▸ **What to produce**
Format everything from the line containing "Patent image size: (981, 478)." down to the line containing "The stub axle 6 is at (137, 362)." as a numbered list, omitting blank lines.

▸ **Records for the task**
================
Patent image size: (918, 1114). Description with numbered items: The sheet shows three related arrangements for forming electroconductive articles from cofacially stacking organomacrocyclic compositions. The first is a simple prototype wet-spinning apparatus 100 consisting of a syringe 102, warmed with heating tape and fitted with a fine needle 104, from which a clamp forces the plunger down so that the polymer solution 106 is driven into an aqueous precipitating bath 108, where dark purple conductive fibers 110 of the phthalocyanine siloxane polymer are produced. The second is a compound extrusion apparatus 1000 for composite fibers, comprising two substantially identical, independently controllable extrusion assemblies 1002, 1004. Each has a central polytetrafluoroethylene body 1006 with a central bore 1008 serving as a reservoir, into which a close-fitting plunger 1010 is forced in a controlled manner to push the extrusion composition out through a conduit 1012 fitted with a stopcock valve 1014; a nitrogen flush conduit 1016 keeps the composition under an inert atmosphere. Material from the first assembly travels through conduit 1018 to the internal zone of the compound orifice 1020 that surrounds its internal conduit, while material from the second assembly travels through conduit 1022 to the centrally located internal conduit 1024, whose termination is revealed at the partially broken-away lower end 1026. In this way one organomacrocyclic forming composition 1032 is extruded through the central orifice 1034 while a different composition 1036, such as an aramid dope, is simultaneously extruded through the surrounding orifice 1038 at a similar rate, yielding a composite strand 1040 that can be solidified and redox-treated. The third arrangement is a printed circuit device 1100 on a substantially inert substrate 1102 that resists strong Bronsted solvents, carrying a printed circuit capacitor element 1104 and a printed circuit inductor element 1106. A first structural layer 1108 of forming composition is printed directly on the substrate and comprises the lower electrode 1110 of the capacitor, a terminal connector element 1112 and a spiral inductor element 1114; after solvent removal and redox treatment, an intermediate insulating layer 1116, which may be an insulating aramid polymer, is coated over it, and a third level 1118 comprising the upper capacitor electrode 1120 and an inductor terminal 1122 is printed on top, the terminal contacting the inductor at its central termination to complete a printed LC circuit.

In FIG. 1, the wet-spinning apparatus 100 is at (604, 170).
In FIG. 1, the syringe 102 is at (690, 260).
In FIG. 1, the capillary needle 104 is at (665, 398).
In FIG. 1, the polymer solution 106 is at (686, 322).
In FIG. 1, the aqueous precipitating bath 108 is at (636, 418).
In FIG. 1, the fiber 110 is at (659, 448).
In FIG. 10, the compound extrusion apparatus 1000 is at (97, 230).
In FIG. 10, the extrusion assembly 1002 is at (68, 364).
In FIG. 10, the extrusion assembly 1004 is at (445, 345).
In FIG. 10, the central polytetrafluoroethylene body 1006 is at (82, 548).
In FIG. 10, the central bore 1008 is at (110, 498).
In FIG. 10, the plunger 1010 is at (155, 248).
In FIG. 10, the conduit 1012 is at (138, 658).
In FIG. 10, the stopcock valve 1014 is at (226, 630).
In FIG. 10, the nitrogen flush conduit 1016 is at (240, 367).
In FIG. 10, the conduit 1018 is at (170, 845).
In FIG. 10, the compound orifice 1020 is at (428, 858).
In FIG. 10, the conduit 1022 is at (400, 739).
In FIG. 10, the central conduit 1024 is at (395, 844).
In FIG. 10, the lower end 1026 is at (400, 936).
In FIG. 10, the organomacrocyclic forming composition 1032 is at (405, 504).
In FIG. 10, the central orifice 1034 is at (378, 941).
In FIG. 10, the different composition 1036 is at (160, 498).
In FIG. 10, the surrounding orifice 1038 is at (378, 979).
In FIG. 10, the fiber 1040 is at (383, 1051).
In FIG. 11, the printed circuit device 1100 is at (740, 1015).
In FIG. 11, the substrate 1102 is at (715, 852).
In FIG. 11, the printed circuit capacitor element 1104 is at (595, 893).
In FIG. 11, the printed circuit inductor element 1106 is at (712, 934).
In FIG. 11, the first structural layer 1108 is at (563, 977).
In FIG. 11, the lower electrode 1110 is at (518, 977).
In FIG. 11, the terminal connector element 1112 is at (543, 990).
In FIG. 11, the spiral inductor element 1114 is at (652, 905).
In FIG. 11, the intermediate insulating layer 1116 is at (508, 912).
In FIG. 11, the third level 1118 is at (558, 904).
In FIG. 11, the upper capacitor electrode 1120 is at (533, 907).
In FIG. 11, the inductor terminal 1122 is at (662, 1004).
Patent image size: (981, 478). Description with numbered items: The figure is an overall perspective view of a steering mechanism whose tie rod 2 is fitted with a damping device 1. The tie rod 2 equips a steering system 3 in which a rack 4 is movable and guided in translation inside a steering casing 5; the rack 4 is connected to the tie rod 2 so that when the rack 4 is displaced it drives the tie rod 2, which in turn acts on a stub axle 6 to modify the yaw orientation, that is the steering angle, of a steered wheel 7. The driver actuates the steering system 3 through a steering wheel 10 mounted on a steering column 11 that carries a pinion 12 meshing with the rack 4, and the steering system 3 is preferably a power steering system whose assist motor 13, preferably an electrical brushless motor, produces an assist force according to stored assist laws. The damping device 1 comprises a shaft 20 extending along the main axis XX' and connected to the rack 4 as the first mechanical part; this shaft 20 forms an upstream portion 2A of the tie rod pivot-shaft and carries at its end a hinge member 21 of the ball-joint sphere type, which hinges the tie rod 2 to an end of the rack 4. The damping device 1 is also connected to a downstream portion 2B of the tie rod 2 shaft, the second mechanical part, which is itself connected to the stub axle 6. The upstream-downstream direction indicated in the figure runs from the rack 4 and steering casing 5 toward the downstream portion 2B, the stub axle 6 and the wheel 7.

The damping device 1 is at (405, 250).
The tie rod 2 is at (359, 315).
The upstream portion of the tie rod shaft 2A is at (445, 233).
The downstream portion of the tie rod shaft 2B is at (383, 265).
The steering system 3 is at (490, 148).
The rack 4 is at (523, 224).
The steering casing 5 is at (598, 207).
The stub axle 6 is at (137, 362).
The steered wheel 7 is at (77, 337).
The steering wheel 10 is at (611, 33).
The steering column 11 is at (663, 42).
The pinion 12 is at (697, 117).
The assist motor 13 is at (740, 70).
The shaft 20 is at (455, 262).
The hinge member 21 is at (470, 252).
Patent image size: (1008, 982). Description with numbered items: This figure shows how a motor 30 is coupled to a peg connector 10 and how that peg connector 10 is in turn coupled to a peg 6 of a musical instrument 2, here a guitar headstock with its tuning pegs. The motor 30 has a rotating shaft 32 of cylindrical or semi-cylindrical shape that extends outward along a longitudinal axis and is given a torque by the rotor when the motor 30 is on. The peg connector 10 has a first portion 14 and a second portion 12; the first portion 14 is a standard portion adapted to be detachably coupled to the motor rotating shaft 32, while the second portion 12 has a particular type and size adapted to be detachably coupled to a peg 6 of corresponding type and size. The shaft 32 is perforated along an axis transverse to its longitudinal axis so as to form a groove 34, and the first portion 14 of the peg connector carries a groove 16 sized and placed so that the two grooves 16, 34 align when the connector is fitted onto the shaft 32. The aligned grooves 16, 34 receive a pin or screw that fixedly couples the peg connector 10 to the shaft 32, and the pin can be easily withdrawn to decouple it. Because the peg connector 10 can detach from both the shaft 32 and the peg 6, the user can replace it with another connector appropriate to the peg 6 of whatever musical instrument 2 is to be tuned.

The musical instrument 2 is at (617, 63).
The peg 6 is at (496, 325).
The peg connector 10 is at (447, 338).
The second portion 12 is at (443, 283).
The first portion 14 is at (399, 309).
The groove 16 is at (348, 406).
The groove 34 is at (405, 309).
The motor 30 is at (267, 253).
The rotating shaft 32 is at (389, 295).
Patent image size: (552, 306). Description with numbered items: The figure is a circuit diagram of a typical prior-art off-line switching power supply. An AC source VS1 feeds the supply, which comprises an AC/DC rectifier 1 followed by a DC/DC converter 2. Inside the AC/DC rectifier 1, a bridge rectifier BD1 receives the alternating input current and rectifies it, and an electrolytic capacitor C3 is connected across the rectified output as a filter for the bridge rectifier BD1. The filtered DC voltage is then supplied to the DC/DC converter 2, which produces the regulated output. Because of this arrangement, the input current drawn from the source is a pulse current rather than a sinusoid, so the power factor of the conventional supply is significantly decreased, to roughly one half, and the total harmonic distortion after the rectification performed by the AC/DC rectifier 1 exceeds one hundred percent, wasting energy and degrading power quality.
================
▸ **Result**
1. Patent image size: (981, 478). Description with numbered items: The figure is an overall perspective view of a steering mechanism whose tie rod 2 is fitted with a damping device 1. The tie rod 2 equips a steering system 3 in which a rack 4 is movable and guided in translation inside a steering casing 5; the rack 4 is connected to the tie rod 2 so that when the rack 4 is displaced it drives the tie rod 2, which in turn acts on a stub axle 6 to modify the yaw orientation, that is the steering angle, of a steered wheel 7. The driver actuates the steering system 3 through a steering wheel 10 mounted on a steering column 11 that carries a pinion 12 meshing with the rack 4, and the steering system 3 is preferably a power steering system whose assist motor 13, preferably an electrical brushless motor, produces an assist force according to stored assist laws. The damping device 1 comprises a shaft 20 extending along the main axis XX' and connected to the rack 4 as the first mechanical part; this shaft 20 forms an upstream portion 2A of the tie rod pivot-shaft and carries at its end a hinge member 21 of the ball-joint sphere type, which hinges the tie rod 2 to an end of the rack 4. The damping device 1 is also connected to a downstream portion 2B of the tie rod 2 shaft, the second mechanical part, which is itself connected to the stub axle 6. The upstream-downstream direction indicated in the figure runs from the rack 4 and steering casing 5 toward the downstream portion 2B, the stub axle 6 and the wheel 7.
2. The damping device 1 is at (405, 250).
3. The tie rod 2 is at (359, 315).
4. The upstream portion of the tie rod shaft 2A is at (445, 233).
5. The downstream portion of the tie rod shaft 2B is at (383, 265).
6. The steering system 3 is at (490, 148).
7. The rack 4 is at (523, 224).
8. The steering casing 5 is at (598, 207).
9. The stub axle 6 is at (137, 362).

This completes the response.